§ **Provided information**
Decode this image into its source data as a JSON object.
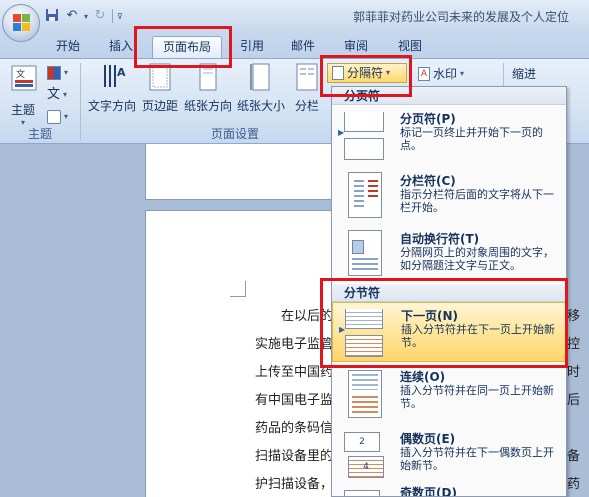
{
  "window": {
    "title": "郭菲菲对药业公司未来的发展及个人定位"
  },
  "quick_access": {
    "save_icon": "save-icon",
    "undo_icon": "undo-icon",
    "redo_icon": "redo-icon"
  },
  "tabs": [
    {
      "label": "开始"
    },
    {
      "label": "插入"
    },
    {
      "label": "页面布局",
      "active": true
    },
    {
      "label": "引用"
    },
    {
      "label": "邮件"
    },
    {
      "label": "审阅"
    },
    {
      "label": "视图"
    }
  ],
  "ribbon": {
    "theme_group": {
      "label": "主题",
      "theme_btn": "主题",
      "text_btn": "文"
    },
    "page_setup_group": {
      "label": "页面设置",
      "text_direction": "文字方向",
      "margins": "页边距",
      "orientation": "纸张方向",
      "size": "纸张大小",
      "columns": "分栏"
    },
    "breaks_btn": "分隔符",
    "watermark_btn": "水印",
    "indent_label": "缩进"
  },
  "dropdown": {
    "page_breaks_header": "分页符",
    "section_breaks_header": "分节符",
    "items": [
      {
        "title": "分页符(P)",
        "desc": "标记一页终止并开始下一页的点。"
      },
      {
        "title": "分栏符(C)",
        "desc": "指示分栏符后面的文字将从下一栏开始。"
      },
      {
        "title": "自动换行符(T)",
        "desc": "分隔网页上的对象周围的文字，如分隔题注文字与正文。"
      },
      {
        "title": "下一页(N)",
        "desc": "插入分节符并在下一页上开始新节。"
      },
      {
        "title": "连续(O)",
        "desc": "插入分节符并在同一页上开始新节。"
      },
      {
        "title": "偶数页(E)",
        "desc": "插入分节符并在下一偶数页上开始新节。"
      },
      {
        "title": "奇数页(D)",
        "desc": ""
      }
    ]
  },
  "document": {
    "lines": [
      "在以后的",
      "实施电子监管",
      "上传至中国药",
      "有中国电子监",
      "药品的条码信",
      "扫描设备里的",
      "护扫描设备，"
    ],
    "right_edge_chars": [
      "移",
      "控",
      "时",
      "后",
      "备",
      "药"
    ]
  },
  "colors": {
    "highlight": "#ffd56b",
    "annotation_red": "#e0161f",
    "ribbon_bg": "#d5e3f3"
  }
}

§ **Directions**
Extract from the data every line where "icon" shows up.

§ **Answer for the task**
    "save_icon": "save-icon",
    "undo_icon": "undo-icon",
    "redo_icon": "redo-icon"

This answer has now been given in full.